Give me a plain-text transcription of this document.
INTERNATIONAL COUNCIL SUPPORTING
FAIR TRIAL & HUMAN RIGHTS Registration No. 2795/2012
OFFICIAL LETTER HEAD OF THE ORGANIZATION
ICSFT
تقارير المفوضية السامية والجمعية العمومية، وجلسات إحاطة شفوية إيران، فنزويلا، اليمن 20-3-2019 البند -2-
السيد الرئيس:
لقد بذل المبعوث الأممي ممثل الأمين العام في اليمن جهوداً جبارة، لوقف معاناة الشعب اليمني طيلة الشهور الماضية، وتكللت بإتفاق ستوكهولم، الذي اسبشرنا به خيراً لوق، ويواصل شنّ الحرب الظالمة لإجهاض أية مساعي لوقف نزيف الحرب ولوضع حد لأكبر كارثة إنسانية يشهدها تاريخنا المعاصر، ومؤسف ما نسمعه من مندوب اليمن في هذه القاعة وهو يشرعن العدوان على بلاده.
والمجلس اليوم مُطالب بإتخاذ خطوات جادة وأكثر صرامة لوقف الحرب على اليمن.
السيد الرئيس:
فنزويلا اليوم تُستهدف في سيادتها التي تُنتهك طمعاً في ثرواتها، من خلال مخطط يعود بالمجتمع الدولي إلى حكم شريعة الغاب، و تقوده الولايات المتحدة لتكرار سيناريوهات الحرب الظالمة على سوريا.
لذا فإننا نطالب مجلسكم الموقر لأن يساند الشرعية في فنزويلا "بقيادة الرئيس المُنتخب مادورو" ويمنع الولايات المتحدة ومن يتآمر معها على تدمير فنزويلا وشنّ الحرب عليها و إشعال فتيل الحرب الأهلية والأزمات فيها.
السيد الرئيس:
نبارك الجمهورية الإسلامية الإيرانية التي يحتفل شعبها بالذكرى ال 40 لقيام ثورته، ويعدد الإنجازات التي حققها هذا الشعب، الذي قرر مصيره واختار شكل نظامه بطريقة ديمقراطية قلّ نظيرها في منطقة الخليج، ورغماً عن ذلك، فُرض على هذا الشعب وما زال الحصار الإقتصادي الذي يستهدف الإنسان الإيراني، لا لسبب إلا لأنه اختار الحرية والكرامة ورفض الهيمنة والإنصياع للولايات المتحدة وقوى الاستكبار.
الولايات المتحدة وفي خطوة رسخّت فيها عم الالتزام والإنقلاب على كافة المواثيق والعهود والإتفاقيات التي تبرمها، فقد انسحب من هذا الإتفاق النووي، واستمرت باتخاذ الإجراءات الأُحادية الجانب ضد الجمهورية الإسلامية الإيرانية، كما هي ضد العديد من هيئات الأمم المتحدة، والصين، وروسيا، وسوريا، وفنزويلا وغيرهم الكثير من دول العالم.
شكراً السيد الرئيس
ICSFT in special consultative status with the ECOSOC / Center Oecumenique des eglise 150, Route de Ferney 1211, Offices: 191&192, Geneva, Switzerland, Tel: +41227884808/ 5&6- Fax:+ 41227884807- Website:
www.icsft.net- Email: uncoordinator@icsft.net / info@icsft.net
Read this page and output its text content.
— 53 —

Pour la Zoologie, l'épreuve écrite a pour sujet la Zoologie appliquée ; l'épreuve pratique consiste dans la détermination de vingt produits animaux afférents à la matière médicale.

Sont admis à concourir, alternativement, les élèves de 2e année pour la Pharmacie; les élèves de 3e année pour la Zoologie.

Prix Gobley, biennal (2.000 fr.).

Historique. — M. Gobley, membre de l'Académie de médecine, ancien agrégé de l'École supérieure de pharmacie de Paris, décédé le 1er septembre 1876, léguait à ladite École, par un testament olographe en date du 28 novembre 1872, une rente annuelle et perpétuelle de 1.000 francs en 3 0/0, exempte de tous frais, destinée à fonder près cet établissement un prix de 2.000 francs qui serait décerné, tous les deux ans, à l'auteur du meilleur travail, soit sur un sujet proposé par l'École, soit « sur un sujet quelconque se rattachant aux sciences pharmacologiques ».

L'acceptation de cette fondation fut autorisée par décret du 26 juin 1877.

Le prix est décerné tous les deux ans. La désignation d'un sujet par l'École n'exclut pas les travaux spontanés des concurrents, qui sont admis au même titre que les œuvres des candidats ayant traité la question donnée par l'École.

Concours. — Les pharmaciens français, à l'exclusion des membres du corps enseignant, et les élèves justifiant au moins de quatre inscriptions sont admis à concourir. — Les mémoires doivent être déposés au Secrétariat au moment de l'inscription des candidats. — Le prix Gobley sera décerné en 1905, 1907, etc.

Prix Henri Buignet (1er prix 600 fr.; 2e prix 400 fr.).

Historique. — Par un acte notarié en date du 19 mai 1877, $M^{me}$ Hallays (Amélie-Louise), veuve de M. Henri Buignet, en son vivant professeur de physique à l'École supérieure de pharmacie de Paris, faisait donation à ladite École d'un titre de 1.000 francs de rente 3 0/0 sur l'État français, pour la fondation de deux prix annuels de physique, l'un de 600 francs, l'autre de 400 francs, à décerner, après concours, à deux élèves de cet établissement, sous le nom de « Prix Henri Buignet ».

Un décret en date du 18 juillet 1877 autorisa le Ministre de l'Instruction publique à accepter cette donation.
********************
● **What to do**: Give the entries once more, exactly as they appear.

● **Correct result**:
Give me a plain-text transcription of this document.
INTERNATIONAL COUNCIL SUPPORTING
FAIR TRIAL & HUMAN RIGHTS Registration No. 2795/2012
OFFICIAL LETTER HEAD OF THE ORGANIZATION
ICSFT
تقارير المفوضية السامية والجمعية العمومية، وجلسات إحاطة شفوية إيران، فنزويلا، اليمن 20-3-2019 البند -2-
السيد الرئيس:
لقد بذل المبعوث الأممي ممثل الأمين العام في اليمن جهوداً جبارة، لوقف معاناة الشعب اليمني طيلة الشهور الماضية، وتكللت بإتفاق ستوكهولم، الذي اسبشرنا به خيراً لوق، ويواصل شنّ الحرب الظالمة لإجهاض أية مساعي لوقف نزيف الحرب ولوضع حد لأكبر كارثة إنسانية يشهدها تاريخنا المعاصر، ومؤسف ما نسمعه من مندوب اليمن في هذه القاعة وهو يشرعن العدوان على بلاده.
والمجلس اليوم مُطالب بإتخاذ خطوات جادة وأكثر صرامة لوقف الحرب على اليمن.
السيد الرئيس:
فنزويلا اليوم تُستهدف في سيادتها التي تُنتهك طمعاً في ثرواتها، من خلال مخطط يعود بالمجتمع الدولي إلى حكم شريعة الغاب، و تقوده الولايات المتحدة لتكرار سيناريوهات الحرب الظالمة على سوريا.
لذا فإننا نطالب مجلسكم الموقر لأن يساند الشرعية في فنزويلا "بقيادة الرئيس المُنتخب مادورو" ويمنع الولايات المتحدة ومن يتآمر معها على تدمير فنزويلا وشنّ الحرب عليها و إشعال فتيل الحرب الأهلية والأزمات فيها.
السيد الرئيس:
نبارك الجمهورية الإسلامية الإيرانية التي يحتفل شعبها بالذكرى ال 40 لقيام ثورته، ويعدد الإنجازات التي حققها هذا الشعب، الذي قرر مصيره واختار شكل نظامه بطريقة ديمقراطية قلّ نظيرها في منطقة الخليج، ورغماً عن ذلك، فُرض على هذا الشعب وما زال الحصار الإقتصادي الذي يستهدف الإنسان الإيراني، لا لسبب إلا لأنه اختار الحرية والكرامة ورفض الهيمنة والإنصياع للولايات المتحدة وقوى الاستكبار.
الولايات المتحدة وفي خطوة رسخّت فيها عم الالتزام والإنقلاب على كافة المواثيق والعهود والإتفاقيات التي تبرمها، فقد انسحب من هذا الإتفاق النووي، واستمرت باتخاذ الإجراءات الأُحادية الجانب ضد الجمهورية الإسلامية الإيرانية، كما هي ضد العديد من هيئات الأمم المتحدة، والصين، وروسيا، وسوريا، وفنزويلا وغيرهم الكثير من دول العالم.
شكراً السيد الرئيس
ICSFT in special consultative status with the ECOSOC / Center Oecumenique des eglise 150, Route de Ferney 1211, Offices: 191&192, Geneva, Switzerland, Tel: +41227884808/ 5&6- Fax:+ 41227884807- Website:
www.icsft.net- Email: uncoordinator@icsft.net / info@icsft.net
Read this page and output its text content.
— 53 —

Pour la Zoologie, l'épreuve écrite a pour sujet la Zoologie appliquée ; l'épreuve pratique consiste dans la détermination de vingt produits animaux afférents à la matière médicale.

Sont admis à concourir, alternativement, les élèves de 2e année pour la Pharmacie; les élèves de 3e année pour la Zoologie.

Prix Gobley, biennal (2.000 fr.).

Historique. — M. Gobley, membre de l'Académie de médecine, ancien agrégé de l'École supérieure de pharmacie de Paris, décédé le 1er septembre 1876, léguait à ladite École, par un testament olographe en date du 28 novembre 1872, une rente annuelle et perpétuelle de 1.000 francs en 3 0/0, exempte de tous frais, destinée à fonder près cet établissement un prix de 2.000 francs qui serait décerné, tous les deux ans, à l'auteur du meilleur travail, soit sur un sujet proposé par l'École, soit « sur un sujet quelconque se rattachant aux sciences pharmacologiques ».

L'acceptation de cette fondation fut autorisée par décret du 26 juin 1877.

Le prix est décerné tous les deux ans. La désignation d'un sujet par l'École n'exclut pas les travaux spontanés des concurrents, qui sont admis au même titre que les œuvres des candidats ayant traité la question donnée par l'École.

Concours. — Les pharmaciens français, à l'exclusion des membres du corps enseignant, et les élèves justifiant au moins de quatre inscriptions sont admis à concourir. — Les mémoires doivent être déposés au Secrétariat au moment de l'inscription des candidats. — Le prix Gobley sera décerné en 1905, 1907, etc.

Prix Henri Buignet (1er prix 600 fr.; 2e prix 400 fr.).

Historique. — Par un acte notarié en date du 19 mai 1877, $M^{me}$ Hallays (Amélie-Louise), veuve de M. Henri Buignet, en son vivant professeur de physique à l'École supérieure de pharmacie de Paris, faisait donation à ladite École d'un titre de 1.000 francs de rente 3 0/0 sur l'État français, pour la fondation de deux prix annuels de physique, l'un de 600 francs, l'autre de 400 francs, à décerner, après concours, à deux élèves de cet établissement, sous le nom de « Prix Henri Buignet ».

Un décret en date du 18 juillet 1877 autorisa le Ministre de l'Instruction publique à accepter cette donation.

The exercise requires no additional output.